Objective
Change every "document-title" to "doc-title" in everything from the start of the records down to the line containing "page-number: 1 bbox=[953, 1445, 963, 1463]", and give those lines back with nothing else altered.

Supplied material
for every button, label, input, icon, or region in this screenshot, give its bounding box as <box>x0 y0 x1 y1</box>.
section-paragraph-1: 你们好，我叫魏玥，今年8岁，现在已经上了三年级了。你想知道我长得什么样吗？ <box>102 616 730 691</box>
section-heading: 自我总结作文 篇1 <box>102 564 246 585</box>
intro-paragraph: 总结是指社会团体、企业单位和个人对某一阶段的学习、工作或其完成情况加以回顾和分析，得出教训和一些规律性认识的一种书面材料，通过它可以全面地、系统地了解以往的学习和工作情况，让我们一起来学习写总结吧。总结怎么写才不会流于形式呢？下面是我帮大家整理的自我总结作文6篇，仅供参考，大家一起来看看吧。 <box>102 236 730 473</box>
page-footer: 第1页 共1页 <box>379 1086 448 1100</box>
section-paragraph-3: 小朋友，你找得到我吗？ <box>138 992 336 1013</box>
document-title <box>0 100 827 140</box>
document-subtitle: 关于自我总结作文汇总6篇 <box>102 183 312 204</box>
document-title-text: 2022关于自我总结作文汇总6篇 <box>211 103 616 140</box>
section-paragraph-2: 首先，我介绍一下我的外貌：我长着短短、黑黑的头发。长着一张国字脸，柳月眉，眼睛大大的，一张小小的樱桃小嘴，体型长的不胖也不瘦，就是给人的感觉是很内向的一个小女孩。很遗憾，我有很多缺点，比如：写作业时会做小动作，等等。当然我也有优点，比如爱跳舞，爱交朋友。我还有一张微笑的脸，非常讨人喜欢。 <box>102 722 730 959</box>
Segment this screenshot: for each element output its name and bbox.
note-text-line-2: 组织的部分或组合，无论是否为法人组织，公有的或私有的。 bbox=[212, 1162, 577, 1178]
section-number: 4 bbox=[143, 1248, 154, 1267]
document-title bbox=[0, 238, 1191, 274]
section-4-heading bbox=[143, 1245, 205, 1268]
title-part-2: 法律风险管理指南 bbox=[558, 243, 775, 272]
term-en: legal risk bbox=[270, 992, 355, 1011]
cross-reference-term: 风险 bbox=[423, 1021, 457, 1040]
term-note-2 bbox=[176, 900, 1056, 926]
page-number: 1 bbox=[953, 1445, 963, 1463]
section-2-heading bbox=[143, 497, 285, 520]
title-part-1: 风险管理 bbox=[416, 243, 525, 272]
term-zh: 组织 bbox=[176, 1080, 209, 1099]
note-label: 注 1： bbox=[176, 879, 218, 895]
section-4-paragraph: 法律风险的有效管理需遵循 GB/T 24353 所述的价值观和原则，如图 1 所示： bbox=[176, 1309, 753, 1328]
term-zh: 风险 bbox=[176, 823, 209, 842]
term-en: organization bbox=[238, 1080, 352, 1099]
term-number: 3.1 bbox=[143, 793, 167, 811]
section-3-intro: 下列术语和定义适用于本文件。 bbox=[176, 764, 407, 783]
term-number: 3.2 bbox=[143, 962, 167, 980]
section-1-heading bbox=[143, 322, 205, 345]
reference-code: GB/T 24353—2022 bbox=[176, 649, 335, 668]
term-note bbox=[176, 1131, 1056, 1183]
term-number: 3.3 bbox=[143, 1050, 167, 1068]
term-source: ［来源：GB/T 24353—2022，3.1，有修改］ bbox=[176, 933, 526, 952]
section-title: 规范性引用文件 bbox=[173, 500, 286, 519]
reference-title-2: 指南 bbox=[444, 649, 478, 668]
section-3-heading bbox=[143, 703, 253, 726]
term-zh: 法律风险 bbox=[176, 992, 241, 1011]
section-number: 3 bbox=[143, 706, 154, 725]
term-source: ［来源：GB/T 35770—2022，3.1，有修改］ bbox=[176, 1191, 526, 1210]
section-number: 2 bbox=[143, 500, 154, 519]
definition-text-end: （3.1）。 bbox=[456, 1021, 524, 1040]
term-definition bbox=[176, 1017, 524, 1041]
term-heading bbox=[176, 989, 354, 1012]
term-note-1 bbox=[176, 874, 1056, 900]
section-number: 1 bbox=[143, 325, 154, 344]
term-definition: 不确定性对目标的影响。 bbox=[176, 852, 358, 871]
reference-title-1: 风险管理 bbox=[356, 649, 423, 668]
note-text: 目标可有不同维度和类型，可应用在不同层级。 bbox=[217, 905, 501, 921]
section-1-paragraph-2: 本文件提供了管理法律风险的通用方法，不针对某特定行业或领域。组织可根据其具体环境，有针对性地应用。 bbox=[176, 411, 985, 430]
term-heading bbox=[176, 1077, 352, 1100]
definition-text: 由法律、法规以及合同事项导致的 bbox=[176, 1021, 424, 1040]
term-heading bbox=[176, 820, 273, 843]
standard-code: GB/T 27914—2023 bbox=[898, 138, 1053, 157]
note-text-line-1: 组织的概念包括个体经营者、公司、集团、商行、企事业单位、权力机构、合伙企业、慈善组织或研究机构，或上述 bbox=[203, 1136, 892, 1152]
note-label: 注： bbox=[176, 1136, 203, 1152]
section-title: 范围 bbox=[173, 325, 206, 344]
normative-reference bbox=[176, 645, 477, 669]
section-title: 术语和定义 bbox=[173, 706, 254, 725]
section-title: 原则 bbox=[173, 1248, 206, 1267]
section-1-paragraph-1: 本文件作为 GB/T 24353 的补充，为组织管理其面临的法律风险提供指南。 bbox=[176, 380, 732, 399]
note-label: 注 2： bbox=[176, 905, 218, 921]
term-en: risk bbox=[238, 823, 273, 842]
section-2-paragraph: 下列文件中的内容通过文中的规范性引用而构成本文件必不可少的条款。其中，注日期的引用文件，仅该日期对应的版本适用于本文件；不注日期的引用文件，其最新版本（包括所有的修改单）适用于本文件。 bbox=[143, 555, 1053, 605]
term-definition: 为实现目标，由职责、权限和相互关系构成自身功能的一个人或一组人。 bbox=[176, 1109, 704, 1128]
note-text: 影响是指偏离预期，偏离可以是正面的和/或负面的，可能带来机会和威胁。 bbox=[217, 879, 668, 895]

Answer to the task
for every button, label, input, icon, or region in this screenshot, give its bounding box as <box>x0 y0 x1 y1</box>.
section-paragraph-1: 你们好，我叫魏玥，今年8岁，现在已经上了三年级了。你想知道我长得什么样吗？ <box>102 616 730 691</box>
section-heading: 自我总结作文 篇1 <box>102 564 246 585</box>
intro-paragraph: 总结是指社会团体、企业单位和个人对某一阶段的学习、工作或其完成情况加以回顾和分析，得出教训和一些规律性认识的一种书面材料，通过它可以全面地、系统地了解以往的学习和工作情况，让我们一起来学习写总结吧。总结怎么写才不会流于形式呢？下面是我帮大家整理的自我总结作文6篇，仅供参考，大家一起来看看吧。 <box>102 236 730 473</box>
page-footer: 第1页 共1页 <box>379 1086 448 1100</box>
section-paragraph-3: 小朋友，你找得到我吗？ <box>138 992 336 1013</box>
doc-title <box>0 100 827 140</box>
document-subtitle: 关于自我总结作文汇总6篇 <box>102 183 312 204</box>
doc-title-text: 2022关于自我总结作文汇总6篇 <box>211 103 616 140</box>
section-paragraph-2: 首先，我介绍一下我的外貌：我长着短短、黑黑的头发。长着一张国字脸，柳月眉，眼睛大大的，一张小小的樱桃小嘴，体型长的不胖也不瘦，就是给人的感觉是很内向的一个小女孩。很遗憾，我有很多缺点，比如：写作业时会做小动作，等等。当然我也有优点，比如爱跳舞，爱交朋友。我还有一张微笑的脸，非常讨人喜欢。 <box>102 722 730 959</box>
Segment this screenshot: for each element output its name and bbox.
note-text-line-2: 组织的部分或组合，无论是否为法人组织，公有的或私有的。 bbox=[212, 1162, 577, 1178]
section-number: 4 bbox=[143, 1248, 154, 1267]
doc-title bbox=[0, 238, 1191, 274]
section-4-heading bbox=[143, 1245, 205, 1268]
title-part-2: 法律风险管理指南 bbox=[558, 243, 775, 272]
term-en: legal risk bbox=[270, 992, 355, 1011]
cross-reference-term: 风险 bbox=[423, 1021, 457, 1040]
term-note-2 bbox=[176, 900, 1056, 926]
page-number: 1 bbox=[953, 1445, 963, 1463]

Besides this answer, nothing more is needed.